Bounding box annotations
-- START --

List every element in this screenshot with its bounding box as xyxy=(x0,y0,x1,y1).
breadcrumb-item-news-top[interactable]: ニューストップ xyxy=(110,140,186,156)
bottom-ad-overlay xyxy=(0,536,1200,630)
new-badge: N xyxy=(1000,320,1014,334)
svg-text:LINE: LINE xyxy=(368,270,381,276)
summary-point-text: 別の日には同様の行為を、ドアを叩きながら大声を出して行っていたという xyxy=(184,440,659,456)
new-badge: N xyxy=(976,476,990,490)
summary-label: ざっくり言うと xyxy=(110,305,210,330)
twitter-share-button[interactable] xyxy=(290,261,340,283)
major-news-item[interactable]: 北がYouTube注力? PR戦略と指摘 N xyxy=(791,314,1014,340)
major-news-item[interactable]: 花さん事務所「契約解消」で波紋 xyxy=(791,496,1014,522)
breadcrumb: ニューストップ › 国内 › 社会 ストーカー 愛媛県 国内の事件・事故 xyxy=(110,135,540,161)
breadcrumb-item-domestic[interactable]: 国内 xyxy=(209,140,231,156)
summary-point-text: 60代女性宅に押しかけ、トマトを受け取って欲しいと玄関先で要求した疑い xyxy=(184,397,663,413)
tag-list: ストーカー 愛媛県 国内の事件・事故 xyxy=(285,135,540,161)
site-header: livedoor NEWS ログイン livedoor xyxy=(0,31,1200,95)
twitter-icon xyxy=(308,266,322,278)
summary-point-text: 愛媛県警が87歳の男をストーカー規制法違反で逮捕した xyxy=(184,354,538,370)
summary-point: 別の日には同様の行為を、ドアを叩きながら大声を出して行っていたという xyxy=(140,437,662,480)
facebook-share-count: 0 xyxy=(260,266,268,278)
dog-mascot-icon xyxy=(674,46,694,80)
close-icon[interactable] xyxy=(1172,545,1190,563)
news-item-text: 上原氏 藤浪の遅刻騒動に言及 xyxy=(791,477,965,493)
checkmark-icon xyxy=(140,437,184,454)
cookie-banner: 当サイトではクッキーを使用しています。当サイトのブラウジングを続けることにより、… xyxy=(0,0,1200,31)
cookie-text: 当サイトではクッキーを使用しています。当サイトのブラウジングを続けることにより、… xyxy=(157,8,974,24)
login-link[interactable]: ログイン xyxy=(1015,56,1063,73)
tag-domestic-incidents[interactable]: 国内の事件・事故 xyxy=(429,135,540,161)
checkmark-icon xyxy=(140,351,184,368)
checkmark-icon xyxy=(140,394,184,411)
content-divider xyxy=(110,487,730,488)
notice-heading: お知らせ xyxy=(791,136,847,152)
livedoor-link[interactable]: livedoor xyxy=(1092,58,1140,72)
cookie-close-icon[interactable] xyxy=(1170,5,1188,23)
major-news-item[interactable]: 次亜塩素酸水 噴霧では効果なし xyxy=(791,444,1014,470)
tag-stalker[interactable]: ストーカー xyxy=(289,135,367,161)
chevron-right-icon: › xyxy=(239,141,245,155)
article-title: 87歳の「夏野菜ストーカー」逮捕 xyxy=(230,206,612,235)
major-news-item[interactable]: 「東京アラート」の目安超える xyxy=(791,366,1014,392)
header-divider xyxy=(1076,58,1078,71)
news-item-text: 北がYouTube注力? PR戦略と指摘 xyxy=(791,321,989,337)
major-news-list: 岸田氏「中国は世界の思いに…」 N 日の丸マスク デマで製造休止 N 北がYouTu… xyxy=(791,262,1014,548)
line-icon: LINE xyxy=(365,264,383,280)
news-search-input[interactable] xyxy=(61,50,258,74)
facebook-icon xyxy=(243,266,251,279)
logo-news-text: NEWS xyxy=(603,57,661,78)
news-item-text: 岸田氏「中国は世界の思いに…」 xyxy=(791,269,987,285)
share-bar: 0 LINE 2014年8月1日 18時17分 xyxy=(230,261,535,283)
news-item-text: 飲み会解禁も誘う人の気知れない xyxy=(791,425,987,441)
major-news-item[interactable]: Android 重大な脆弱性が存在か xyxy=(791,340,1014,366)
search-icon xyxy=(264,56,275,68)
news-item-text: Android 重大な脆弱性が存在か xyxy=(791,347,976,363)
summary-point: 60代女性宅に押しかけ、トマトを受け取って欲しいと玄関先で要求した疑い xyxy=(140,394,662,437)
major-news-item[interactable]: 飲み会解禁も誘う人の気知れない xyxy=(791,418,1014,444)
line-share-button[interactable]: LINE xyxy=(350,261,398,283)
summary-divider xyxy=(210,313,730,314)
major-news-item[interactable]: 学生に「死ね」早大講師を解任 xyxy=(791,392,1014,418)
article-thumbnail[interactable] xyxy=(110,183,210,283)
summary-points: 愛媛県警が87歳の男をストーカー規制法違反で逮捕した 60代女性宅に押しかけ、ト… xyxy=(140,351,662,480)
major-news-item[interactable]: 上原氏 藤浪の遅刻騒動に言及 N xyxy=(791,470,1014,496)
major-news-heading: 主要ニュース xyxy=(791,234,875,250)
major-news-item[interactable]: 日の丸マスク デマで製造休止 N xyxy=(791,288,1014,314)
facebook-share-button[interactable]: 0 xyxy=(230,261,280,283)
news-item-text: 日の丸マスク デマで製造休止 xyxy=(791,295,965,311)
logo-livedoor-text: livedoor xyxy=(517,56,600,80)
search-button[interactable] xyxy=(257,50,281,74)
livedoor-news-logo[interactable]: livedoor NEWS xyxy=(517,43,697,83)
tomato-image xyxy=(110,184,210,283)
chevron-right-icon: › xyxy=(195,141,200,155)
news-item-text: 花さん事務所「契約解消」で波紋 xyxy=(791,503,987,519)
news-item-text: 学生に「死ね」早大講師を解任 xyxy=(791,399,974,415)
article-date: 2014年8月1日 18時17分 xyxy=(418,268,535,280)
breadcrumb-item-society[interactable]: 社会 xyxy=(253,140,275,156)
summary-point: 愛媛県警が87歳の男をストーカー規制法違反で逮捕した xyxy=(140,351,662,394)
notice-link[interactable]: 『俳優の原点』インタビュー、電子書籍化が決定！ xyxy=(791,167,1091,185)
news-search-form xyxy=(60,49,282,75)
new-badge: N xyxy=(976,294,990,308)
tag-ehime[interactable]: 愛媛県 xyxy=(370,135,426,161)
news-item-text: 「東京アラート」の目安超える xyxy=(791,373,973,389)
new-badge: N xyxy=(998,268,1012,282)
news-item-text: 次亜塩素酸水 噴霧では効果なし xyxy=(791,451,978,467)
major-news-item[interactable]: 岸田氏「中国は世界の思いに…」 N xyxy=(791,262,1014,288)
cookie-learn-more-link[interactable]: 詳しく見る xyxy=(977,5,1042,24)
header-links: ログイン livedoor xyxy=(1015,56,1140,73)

-- END --

→ INSTRUCTION: Replace "checkmark-icon" with "check-icon" throughout the records above, and reproduce every line with nothing else altered.

→ EXPECTED ANSWER:
List every element in this screenshot with its bounding box as xyxy=(x0,y0,x1,y1).
breadcrumb-item-news-top[interactable]: ニューストップ xyxy=(110,140,186,156)
bottom-ad-overlay xyxy=(0,536,1200,630)
new-badge: N xyxy=(1000,320,1014,334)
svg-text:LINE: LINE xyxy=(368,270,381,276)
summary-point-text: 別の日には同様の行為を、ドアを叩きながら大声を出して行っていたという xyxy=(184,440,659,456)
new-badge: N xyxy=(976,476,990,490)
summary-label: ざっくり言うと xyxy=(110,305,210,330)
twitter-share-button[interactable] xyxy=(290,261,340,283)
major-news-item[interactable]: 北がYouTube注力? PR戦略と指摘 N xyxy=(791,314,1014,340)
major-news-item[interactable]: 花さん事務所「契約解消」で波紋 xyxy=(791,496,1014,522)
breadcrumb: ニューストップ › 国内 › 社会 ストーカー 愛媛県 国内の事件・事故 xyxy=(110,135,540,161)
breadcrumb-item-domestic[interactable]: 国内 xyxy=(209,140,231,156)
summary-point-text: 60代女性宅に押しかけ、トマトを受け取って欲しいと玄関先で要求した疑い xyxy=(184,397,663,413)
tag-list: ストーカー 愛媛県 国内の事件・事故 xyxy=(285,135,540,161)
site-header: livedoor NEWS ログイン livedoor xyxy=(0,31,1200,95)
twitter-icon xyxy=(308,266,322,278)
summary-point-text: 愛媛県警が87歳の男をストーカー規制法違反で逮捕した xyxy=(184,354,538,370)
summary-point: 別の日には同様の行為を、ドアを叩きながら大声を出して行っていたという xyxy=(140,437,662,480)
facebook-share-count: 0 xyxy=(260,266,268,278)
dog-mascot-icon xyxy=(674,46,694,80)
close-icon[interactable] xyxy=(1172,545,1190,563)
news-item-text: 上原氏 藤浪の遅刻騒動に言及 xyxy=(791,477,965,493)
check-icon xyxy=(140,437,184,454)
cookie-banner: 当サイトではクッキーを使用しています。当サイトのブラウジングを続けることにより、… xyxy=(0,0,1200,31)
cookie-text: 当サイトではクッキーを使用しています。当サイトのブラウジングを続けることにより、… xyxy=(157,8,974,24)
login-link[interactable]: ログイン xyxy=(1015,56,1063,73)
tag-domestic-incidents[interactable]: 国内の事件・事故 xyxy=(429,135,540,161)
check-icon xyxy=(140,351,184,368)
check-icon xyxy=(140,394,184,411)
content-divider xyxy=(110,487,730,488)
notice-heading: お知らせ xyxy=(791,136,847,152)
livedoor-link[interactable]: livedoor xyxy=(1092,58,1140,72)
cookie-close-icon[interactable] xyxy=(1170,5,1188,23)
major-news-item[interactable]: 次亜塩素酸水 噴霧では効果なし xyxy=(791,444,1014,470)
tag-stalker[interactable]: ストーカー xyxy=(289,135,367,161)
chevron-right-icon: › xyxy=(239,141,245,155)
article-title: 87歳の「夏野菜ストーカー」逮捕 xyxy=(230,206,612,235)
major-news-item[interactable]: 「東京アラート」の目安超える xyxy=(791,366,1014,392)
header-divider xyxy=(1076,58,1078,71)
news-item-text: 北がYouTube注力? PR戦略と指摘 xyxy=(791,321,989,337)
major-news-list: 岸田氏「中国は世界の思いに…」 N 日の丸マスク デマで製造休止 N 北がYouTu… xyxy=(791,262,1014,548)
line-icon: LINE xyxy=(365,264,383,280)
news-search-input[interactable] xyxy=(61,50,258,74)
facebook-icon xyxy=(243,266,251,279)
logo-news-text: NEWS xyxy=(603,57,661,78)
news-item-text: 岸田氏「中国は世界の思いに…」 xyxy=(791,269,987,285)
share-bar: 0 LINE 2014年8月1日 18時17分 xyxy=(230,261,535,283)
news-item-text: 飲み会解禁も誘う人の気知れない xyxy=(791,425,987,441)
major-news-item[interactable]: Android 重大な脆弱性が存在か xyxy=(791,340,1014,366)
search-icon xyxy=(264,56,275,68)
news-item-text: Android 重大な脆弱性が存在か xyxy=(791,347,976,363)
summary-point: 60代女性宅に押しかけ、トマトを受け取って欲しいと玄関先で要求した疑い xyxy=(140,394,662,437)
major-news-item[interactable]: 飲み会解禁も誘う人の気知れない xyxy=(791,418,1014,444)
line-share-button[interactable]: LINE xyxy=(350,261,398,283)
summary-divider xyxy=(210,313,730,314)
major-news-item[interactable]: 学生に「死ね」早大講師を解任 xyxy=(791,392,1014,418)
article-thumbnail[interactable] xyxy=(110,183,210,283)
summary-points: 愛媛県警が87歳の男をストーカー規制法違反で逮捕した 60代女性宅に押しかけ、ト… xyxy=(140,351,662,480)
major-news-item[interactable]: 上原氏 藤浪の遅刻騒動に言及 N xyxy=(791,470,1014,496)
major-news-heading: 主要ニュース xyxy=(791,234,875,250)
major-news-item[interactable]: 日の丸マスク デマで製造休止 N xyxy=(791,288,1014,314)
facebook-share-button[interactable]: 0 xyxy=(230,261,280,283)
news-item-text: 日の丸マスク デマで製造休止 xyxy=(791,295,965,311)
logo-livedoor-text: livedoor xyxy=(517,56,600,80)
search-button[interactable] xyxy=(257,50,281,74)
livedoor-news-logo[interactable]: livedoor NEWS xyxy=(517,43,697,83)
tomato-image xyxy=(110,184,210,283)
chevron-right-icon: › xyxy=(195,141,200,155)
news-item-text: 花さん事務所「契約解消」で波紋 xyxy=(791,503,987,519)
news-item-text: 学生に「死ね」早大講師を解任 xyxy=(791,399,974,415)
article-date: 2014年8月1日 18時17分 xyxy=(418,268,535,280)
breadcrumb-item-society[interactable]: 社会 xyxy=(253,140,275,156)
summary-point: 愛媛県警が87歳の男をストーカー規制法違反で逮捕した xyxy=(140,351,662,394)
notice-link[interactable]: 『俳優の原点』インタビュー、電子書籍化が決定！ xyxy=(791,167,1091,185)
news-search-form xyxy=(60,49,282,75)
new-badge: N xyxy=(976,294,990,308)
tag-ehime[interactable]: 愛媛県 xyxy=(370,135,426,161)
news-item-text: 「東京アラート」の目安超える xyxy=(791,373,973,389)
new-badge: N xyxy=(998,268,1012,282)
news-item-text: 次亜塩素酸水 噴霧では効果なし xyxy=(791,451,978,467)
major-news-item[interactable]: 岸田氏「中国は世界の思いに…」 N xyxy=(791,262,1014,288)
cookie-learn-more-link[interactable]: 詳しく見る xyxy=(977,5,1042,24)
header-links: ログイン livedoor xyxy=(1015,56,1140,73)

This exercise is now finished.